-- Listed records start --

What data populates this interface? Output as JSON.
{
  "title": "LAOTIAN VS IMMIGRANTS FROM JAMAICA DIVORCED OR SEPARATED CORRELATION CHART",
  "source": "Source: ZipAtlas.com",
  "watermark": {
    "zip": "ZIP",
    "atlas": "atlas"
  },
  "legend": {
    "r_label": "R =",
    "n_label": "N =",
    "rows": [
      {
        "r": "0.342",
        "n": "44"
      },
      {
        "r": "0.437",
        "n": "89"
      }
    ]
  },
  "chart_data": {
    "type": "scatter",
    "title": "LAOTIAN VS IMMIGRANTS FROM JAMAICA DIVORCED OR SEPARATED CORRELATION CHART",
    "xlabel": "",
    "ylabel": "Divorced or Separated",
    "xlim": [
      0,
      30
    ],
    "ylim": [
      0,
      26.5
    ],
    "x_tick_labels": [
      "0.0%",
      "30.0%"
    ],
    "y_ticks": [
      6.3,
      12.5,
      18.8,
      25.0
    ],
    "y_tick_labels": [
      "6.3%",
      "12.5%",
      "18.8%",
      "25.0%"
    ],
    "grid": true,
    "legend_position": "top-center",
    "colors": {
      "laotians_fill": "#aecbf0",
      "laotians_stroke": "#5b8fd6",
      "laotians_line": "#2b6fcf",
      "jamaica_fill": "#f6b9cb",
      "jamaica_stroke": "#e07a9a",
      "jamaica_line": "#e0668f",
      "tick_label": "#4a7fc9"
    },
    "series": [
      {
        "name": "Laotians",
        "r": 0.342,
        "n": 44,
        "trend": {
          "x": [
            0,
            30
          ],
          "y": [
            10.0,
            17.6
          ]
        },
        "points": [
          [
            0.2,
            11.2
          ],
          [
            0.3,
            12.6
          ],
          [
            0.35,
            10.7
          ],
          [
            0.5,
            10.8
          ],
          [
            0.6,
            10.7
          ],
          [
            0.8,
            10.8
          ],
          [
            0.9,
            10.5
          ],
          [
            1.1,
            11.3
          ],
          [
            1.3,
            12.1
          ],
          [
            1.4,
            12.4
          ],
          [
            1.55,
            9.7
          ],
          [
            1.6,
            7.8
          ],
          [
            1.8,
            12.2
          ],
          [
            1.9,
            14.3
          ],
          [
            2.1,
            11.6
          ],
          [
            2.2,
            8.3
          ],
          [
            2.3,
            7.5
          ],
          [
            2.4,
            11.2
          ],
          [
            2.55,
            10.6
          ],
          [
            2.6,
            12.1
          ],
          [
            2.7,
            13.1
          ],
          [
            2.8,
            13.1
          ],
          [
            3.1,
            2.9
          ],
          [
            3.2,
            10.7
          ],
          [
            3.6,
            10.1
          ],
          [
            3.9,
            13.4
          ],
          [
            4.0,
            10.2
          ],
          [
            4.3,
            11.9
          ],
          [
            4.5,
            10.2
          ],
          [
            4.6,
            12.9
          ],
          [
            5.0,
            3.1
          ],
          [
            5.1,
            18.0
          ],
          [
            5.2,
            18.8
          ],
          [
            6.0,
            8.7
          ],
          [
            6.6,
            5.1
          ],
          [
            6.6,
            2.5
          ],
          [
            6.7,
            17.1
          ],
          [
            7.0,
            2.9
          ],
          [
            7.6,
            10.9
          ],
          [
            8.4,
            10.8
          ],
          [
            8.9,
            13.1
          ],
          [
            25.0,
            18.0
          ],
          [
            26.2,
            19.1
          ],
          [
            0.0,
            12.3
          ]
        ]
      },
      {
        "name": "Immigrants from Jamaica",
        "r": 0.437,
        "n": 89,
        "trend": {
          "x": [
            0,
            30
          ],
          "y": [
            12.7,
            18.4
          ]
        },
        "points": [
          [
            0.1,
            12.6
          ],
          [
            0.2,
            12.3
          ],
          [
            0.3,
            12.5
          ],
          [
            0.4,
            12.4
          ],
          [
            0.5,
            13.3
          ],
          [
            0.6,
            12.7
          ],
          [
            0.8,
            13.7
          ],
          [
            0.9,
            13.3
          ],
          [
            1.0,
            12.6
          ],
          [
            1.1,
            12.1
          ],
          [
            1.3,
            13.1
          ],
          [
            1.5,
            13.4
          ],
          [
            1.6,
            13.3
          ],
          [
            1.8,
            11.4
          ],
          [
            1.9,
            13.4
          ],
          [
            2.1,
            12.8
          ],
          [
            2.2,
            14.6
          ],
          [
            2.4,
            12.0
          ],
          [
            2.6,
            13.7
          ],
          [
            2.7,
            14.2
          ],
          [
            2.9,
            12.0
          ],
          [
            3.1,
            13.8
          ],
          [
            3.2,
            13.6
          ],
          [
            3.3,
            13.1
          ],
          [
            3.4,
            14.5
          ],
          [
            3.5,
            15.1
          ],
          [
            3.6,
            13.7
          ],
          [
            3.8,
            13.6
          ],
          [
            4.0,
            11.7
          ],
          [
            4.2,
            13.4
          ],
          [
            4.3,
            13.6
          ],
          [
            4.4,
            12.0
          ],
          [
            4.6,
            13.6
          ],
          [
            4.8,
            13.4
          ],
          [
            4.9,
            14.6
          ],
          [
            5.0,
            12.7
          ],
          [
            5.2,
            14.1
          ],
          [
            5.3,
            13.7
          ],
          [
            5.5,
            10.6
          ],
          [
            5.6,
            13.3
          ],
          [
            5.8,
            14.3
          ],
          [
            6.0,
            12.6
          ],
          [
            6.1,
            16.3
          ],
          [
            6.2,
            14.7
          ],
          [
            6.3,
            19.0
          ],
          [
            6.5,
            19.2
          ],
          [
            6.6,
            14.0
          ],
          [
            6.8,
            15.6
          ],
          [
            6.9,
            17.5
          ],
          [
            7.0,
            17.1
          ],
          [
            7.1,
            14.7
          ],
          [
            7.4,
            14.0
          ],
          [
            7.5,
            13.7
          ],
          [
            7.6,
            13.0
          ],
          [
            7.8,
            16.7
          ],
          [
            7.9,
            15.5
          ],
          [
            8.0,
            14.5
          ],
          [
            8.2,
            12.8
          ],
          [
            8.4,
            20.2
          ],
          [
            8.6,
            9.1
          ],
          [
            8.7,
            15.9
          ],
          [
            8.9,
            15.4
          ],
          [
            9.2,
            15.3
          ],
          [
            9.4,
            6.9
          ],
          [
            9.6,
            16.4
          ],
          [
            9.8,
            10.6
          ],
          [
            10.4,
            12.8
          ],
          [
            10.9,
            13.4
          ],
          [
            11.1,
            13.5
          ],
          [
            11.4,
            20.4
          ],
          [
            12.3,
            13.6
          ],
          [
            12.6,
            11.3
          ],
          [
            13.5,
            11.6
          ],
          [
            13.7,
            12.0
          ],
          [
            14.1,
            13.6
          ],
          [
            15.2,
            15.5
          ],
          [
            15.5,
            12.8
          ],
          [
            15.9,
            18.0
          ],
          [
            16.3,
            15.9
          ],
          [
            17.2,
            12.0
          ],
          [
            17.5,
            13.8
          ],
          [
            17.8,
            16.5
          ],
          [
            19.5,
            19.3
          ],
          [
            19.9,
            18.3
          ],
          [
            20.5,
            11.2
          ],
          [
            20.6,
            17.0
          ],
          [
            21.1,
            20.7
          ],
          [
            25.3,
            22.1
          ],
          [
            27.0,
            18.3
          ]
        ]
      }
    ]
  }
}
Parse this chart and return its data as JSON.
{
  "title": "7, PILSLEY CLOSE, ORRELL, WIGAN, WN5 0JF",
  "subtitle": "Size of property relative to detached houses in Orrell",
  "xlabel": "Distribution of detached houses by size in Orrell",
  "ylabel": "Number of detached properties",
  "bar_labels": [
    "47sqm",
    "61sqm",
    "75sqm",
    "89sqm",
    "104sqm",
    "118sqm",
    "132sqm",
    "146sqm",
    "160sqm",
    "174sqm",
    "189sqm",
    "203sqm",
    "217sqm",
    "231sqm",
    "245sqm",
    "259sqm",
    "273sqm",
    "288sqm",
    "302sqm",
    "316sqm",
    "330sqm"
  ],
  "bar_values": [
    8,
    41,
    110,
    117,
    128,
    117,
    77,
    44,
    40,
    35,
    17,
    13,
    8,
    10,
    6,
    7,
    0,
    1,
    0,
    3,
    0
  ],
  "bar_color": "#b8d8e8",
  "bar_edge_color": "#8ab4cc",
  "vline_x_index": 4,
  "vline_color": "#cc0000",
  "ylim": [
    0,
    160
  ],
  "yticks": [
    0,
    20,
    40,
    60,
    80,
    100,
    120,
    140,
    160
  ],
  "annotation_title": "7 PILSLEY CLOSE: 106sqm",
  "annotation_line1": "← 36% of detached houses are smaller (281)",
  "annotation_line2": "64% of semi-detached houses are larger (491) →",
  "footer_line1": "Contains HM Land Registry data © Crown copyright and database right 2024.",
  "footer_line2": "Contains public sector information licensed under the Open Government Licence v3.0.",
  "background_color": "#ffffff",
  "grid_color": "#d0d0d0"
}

-- Listed records end --

#### Set task:
Read through the entries and copy every line that includes "houses".

#### Expected output:
  "subtitle": "Size of property relative to detached houses in Orrell",
  "xlabel": "Distribution of detached houses by size in Orrell",
  "annotation_line1": "← 36% of detached houses are smaller (281)",
  "annotation_line2": "64% of semi-detached houses are larger (491) →",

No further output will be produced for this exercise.